→ Directions for this task:
Copy out all of the data exactly as it appears.

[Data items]
● ● ● ● ● ● ●
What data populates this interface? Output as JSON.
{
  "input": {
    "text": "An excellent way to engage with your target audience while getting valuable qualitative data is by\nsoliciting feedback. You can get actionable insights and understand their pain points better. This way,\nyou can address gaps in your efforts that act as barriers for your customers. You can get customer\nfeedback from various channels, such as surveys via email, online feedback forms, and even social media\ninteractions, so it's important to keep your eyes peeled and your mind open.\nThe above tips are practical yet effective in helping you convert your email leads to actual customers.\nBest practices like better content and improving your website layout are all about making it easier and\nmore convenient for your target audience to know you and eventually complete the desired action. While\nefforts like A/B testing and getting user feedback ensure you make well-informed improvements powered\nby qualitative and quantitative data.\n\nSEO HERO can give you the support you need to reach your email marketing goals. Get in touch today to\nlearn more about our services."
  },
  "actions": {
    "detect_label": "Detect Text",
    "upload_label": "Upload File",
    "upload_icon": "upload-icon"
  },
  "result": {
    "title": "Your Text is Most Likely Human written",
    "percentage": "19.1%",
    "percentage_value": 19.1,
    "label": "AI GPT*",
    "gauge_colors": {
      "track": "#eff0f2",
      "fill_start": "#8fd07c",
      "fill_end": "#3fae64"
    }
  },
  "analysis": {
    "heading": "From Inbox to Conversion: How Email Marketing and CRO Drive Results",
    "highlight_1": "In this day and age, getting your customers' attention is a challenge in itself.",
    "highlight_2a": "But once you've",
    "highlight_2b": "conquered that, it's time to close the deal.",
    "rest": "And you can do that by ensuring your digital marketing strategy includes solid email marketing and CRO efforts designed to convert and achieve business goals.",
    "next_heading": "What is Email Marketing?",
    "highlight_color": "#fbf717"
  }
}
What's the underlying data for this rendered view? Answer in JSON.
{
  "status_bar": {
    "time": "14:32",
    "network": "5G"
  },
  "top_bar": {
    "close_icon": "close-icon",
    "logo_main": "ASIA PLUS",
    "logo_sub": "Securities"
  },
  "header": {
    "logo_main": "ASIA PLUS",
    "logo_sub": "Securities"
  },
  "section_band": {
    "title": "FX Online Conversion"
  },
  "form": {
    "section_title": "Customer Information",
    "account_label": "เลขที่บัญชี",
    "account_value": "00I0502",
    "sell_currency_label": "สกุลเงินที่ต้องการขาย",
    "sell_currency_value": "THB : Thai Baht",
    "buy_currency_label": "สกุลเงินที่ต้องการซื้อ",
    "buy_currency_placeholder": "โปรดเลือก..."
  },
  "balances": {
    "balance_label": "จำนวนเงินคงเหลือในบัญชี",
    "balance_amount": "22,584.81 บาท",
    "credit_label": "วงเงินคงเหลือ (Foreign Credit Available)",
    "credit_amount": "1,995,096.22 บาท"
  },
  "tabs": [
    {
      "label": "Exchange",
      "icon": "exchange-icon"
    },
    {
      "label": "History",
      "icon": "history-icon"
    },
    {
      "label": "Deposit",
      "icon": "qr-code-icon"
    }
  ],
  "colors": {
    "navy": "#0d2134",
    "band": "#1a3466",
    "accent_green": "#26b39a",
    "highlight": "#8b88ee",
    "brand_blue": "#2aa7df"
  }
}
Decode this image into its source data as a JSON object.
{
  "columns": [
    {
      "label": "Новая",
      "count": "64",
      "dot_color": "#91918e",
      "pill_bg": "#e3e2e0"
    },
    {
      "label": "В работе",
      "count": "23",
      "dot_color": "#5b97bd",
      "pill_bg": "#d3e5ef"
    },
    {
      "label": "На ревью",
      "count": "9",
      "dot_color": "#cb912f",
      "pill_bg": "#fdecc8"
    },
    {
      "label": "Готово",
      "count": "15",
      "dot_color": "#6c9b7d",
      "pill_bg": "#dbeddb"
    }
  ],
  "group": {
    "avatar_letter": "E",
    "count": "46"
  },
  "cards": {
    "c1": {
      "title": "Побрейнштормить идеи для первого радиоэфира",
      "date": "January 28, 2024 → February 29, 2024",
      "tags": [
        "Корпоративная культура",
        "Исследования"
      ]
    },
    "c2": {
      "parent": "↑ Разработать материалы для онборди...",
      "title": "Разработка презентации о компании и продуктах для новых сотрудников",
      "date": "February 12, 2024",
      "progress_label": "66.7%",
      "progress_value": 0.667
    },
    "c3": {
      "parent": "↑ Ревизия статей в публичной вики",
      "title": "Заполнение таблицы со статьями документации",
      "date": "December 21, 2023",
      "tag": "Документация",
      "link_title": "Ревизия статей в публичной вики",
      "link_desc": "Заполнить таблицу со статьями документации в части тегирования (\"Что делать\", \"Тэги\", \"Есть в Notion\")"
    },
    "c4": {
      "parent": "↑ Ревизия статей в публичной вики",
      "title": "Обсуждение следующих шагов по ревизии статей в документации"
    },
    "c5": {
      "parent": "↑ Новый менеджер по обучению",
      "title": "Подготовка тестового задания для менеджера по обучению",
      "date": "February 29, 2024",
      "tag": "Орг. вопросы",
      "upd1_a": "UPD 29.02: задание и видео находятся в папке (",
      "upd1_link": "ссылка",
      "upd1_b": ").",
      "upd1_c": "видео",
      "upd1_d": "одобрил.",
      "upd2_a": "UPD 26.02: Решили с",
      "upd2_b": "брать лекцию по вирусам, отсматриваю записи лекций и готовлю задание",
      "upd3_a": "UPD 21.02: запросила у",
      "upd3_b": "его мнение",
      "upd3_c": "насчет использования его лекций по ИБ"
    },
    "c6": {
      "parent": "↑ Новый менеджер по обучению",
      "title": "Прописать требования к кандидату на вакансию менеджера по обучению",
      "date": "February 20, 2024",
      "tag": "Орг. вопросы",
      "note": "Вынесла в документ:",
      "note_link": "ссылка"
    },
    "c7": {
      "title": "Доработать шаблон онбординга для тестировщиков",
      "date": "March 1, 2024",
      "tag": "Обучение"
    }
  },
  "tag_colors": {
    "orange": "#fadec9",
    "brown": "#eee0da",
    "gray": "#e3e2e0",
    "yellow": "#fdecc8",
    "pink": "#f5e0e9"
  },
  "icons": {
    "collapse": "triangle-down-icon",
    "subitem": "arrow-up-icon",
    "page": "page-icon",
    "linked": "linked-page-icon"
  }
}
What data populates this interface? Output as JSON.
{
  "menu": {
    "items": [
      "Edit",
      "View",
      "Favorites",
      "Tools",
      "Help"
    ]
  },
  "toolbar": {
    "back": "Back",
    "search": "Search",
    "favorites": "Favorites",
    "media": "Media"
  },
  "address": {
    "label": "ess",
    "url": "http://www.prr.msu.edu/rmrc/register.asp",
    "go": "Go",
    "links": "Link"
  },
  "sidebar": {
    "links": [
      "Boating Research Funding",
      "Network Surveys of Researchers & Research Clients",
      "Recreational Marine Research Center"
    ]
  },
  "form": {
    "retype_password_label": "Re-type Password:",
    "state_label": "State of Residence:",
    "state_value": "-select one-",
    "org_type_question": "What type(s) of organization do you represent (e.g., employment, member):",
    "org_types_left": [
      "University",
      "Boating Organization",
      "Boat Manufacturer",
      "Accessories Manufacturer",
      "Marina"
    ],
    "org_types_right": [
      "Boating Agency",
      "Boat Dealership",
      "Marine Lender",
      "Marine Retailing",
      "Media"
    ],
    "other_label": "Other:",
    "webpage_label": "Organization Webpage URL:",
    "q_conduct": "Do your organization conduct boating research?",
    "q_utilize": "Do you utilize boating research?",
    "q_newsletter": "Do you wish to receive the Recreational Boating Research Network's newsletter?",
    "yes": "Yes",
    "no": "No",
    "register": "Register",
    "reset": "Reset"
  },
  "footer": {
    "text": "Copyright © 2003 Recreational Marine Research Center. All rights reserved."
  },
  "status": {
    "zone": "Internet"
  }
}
● ● ● ● ● ● ●
→ The result:
What data populates this interface? Output as JSON.
{
  "input": {
    "text": "An excellent way to engage with your target audience while getting valuable qualitative data is by\nsoliciting feedback. You can get actionable insights and understand their pain points better. This way,\nyou can address gaps in your efforts that act as barriers for your customers. You can get customer\nfeedback from various channels, such as surveys via email, online feedback forms, and even social media\ninteractions, so it's important to keep your eyes peeled and your mind open.\nThe above tips are practical yet effective in helping you convert your email leads to actual customers.\nBest practices like better content and improving your website layout are all about making it easier and\nmore convenient for your target audience to know you and eventually complete the desired action. While\nefforts like A/B testing and getting user feedback ensure you make well-informed improvements powered\nby qualitative and quantitative data.\n\nSEO HERO can give you the support you need to reach your email marketing goals. Get in touch today to\nlearn more about our services."
  },
  "actions": {
    "detect_label": "Detect Text",
    "upload_label": "Upload File",
    "upload_icon": "upload-icon"
  },
  "result": {
    "title": "Your Text is Most Likely Human written",
    "percentage": "19.1%",
    "percentage_value": 19.1,
    "label": "AI GPT*",
    "gauge_colors": {
      "track": "#eff0f2",
      "fill_start": "#8fd07c",
      "fill_end": "#3fae64"
    }
  },
  "analysis": {
    "heading": "From Inbox to Conversion: How Email Marketing and CRO Drive Results",
    "highlight_1": "In this day and age, getting your customers' attention is a challenge in itself.",
    "highlight_2a": "But once you've",
    "highlight_2b": "conquered that, it's time to close the deal.",
    "rest": "And you can do that by ensuring your digital marketing strategy includes solid email marketing and CRO efforts designed to convert and achieve business goals.",
    "next_heading": "What is Email Marketing?",
    "highlight_color": "#fbf717"
  }
}
What's the underlying data for this rendered view? Answer in JSON.
{
  "status_bar": {
    "time": "14:32",
    "network": "5G"
  },
  "top_bar": {
    "close_icon": "close-icon",
    "logo_main": "ASIA PLUS",
    "logo_sub": "Securities"
  },
  "header": {
    "logo_main": "ASIA PLUS",
    "logo_sub": "Securities"
  },
  "section_band": {
    "title": "FX Online Conversion"
  },
  "form": {
    "section_title": "Customer Information",
    "account_label": "เลขที่บัญชี",
    "account_value": "00I0502",
    "sell_currency_label": "สกุลเงินที่ต้องการขาย",
    "sell_currency_value": "THB : Thai Baht",
    "buy_currency_label": "สกุลเงินที่ต้องการซื้อ",
    "buy_currency_placeholder": "โปรดเลือก..."
  },
  "balances": {
    "balance_label": "จำนวนเงินคงเหลือในบัญชี",
    "balance_amount": "22,584.81 บาท",
    "credit_label": "วงเงินคงเหลือ (Foreign Credit Available)",
    "credit_amount": "1,995,096.22 บาท"
  },
  "tabs": [
    {
      "label": "Exchange",
      "icon": "exchange-icon"
    },
    {
      "label": "History",
      "icon": "history-icon"
    },
    {
      "label": "Deposit",
      "icon": "qr-code-icon"
    }
  ],
  "colors": {
    "navy": "#0d2134",
    "band": "#1a3466",
    "accent_green": "#26b39a",
    "highlight": "#8b88ee",
    "brand_blue": "#2aa7df"
  }
}
Decode this image into its source data as a JSON object.
{
  "columns": [
    {
      "label": "Новая",
      "count": "64",
      "dot_color": "#91918e",
      "pill_bg": "#e3e2e0"
    },
    {
      "label": "В работе",
      "count": "23",
      "dot_color": "#5b97bd",
      "pill_bg": "#d3e5ef"
    },
    {
      "label": "На ревью",
      "count": "9",
      "dot_color": "#cb912f",
      "pill_bg": "#fdecc8"
    },
    {
      "label": "Готово",
      "count": "15",
      "dot_color": "#6c9b7d",
      "pill_bg": "#dbeddb"
    }
  ],
  "group": {
    "avatar_letter": "E",
    "count": "46"
  },
  "cards": {
    "c1": {
      "title": "Побрейнштормить идеи для первого радиоэфира",
      "date": "January 28, 2024 → February 29, 2024",
      "tags": [
        "Корпоративная культура",
        "Исследования"
      ]
    },
    "c2": {
      "parent": "↑ Разработать материалы для онборди...",
      "title": "Разработка презентации о компании и продуктах для новых сотрудников",
      "date": "February 12, 2024",
      "progress_label": "66.7%",
      "progress_value": 0.667
    },
    "c3": {
      "parent": "↑ Ревизия статей в публичной вики",
      "title": "Заполнение таблицы со статьями документации",
      "date": "December 21, 2023",
      "tag": "Документация",
      "link_title": "Ревизия статей в публичной вики",
      "link_desc": "Заполнить таблицу со статьями документации в части тегирования (\"Что делать\", \"Тэги\", \"Есть в Notion\")"
    },
    "c4": {
      "parent": "↑ Ревизия статей в публичной вики",
      "title": "Обсуждение следующих шагов по ревизии статей в документации"
    },
    "c5": {
      "parent": "↑ Новый менеджер по обучению",
      "title": "Подготовка тестового задания для менеджера по обучению",
      "date": "February 29, 2024",
      "tag": "Орг. вопросы",
      "upd1_a": "UPD 29.02: задание и видео находятся в папке (",
      "upd1_link": "ссылка",
      "upd1_b": ").",
      "upd1_c": "видео",
      "upd1_d": "одобрил.",
      "upd2_a": "UPD 26.02: Решили с",
      "upd2_b": "брать лекцию по вирусам, отсматриваю записи лекций и готовлю задание",
      "upd3_a": "UPD 21.02: запросила у",
      "upd3_b": "его мнение",
      "upd3_c": "насчет использования его лекций по ИБ"
    },
    "c6": {
      "parent": "↑ Новый менеджер по обучению",
      "title": "Прописать требования к кандидату на вакансию менеджера по обучению",
      "date": "February 20, 2024",
      "tag": "Орг. вопросы",
      "note": "Вынесла в документ:",
      "note_link": "ссылка"
    },
    "c7": {
      "title": "Доработать шаблон онбординга для тестировщиков",
      "date": "March 1, 2024",
      "tag": "Обучение"
    }
  },
  "tag_colors": {
    "orange": "#fadec9",
    "brown": "#eee0da",
    "gray": "#e3e2e0",
    "yellow": "#fdecc8",
    "pink": "#f5e0e9"
  },
  "icons": {
    "collapse": "triangle-down-icon",
    "subitem": "arrow-up-icon",
    "page": "page-icon",
    "linked": "linked-page-icon"
  }
}
What data populates this interface? Output as JSON.
{
  "menu": {
    "items": [
      "Edit",
      "View",
      "Favorites",
      "Tools",
      "Help"
    ]
  },
  "toolbar": {
    "back": "Back",
    "search": "Search",
    "favorites": "Favorites",
    "media": "Media"
  },
  "address": {
    "label": "ess",
    "url": "http://www.prr.msu.edu/rmrc/register.asp",
    "go": "Go",
    "links": "Link"
  },
  "sidebar": {
    "links": [
      "Boating Research Funding",
      "Network Surveys of Researchers & Research Clients",
      "Recreational Marine Research Center"
    ]
  },
  "form": {
    "retype_password_label": "Re-type Password:",
    "state_label": "State of Residence:",
    "state_value": "-select one-",
    "org_type_question": "What type(s) of organization do you represent (e.g., employment, member):",
    "org_types_left": [
      "University",
      "Boating Organization",
      "Boat Manufacturer",
      "Accessories Manufacturer",
      "Marina"
    ],
    "org_types_right": [
      "Boating Agency",
      "Boat Dealership",
      "Marine Lender",
      "Marine Retailing",
      "Media"
    ],
    "other_label": "Other:",
    "webpage_label": "Organization Webpage URL:",
    "q_conduct": "Do your organization conduct boating research?",
    "q_utilize": "Do you utilize boating research?",
    "q_newsletter": "Do you wish to receive the Recreational Boating Research Network's newsletter?",
    "yes": "Yes",
    "no": "No",
    "register": "Register",
    "reset": "Reset"
  },
  "footer": {
    "text": "Copyright © 2003 Recreational Marine Research Center. All rights reserved."
  },
  "status": {
    "zone": "Internet"
  }
}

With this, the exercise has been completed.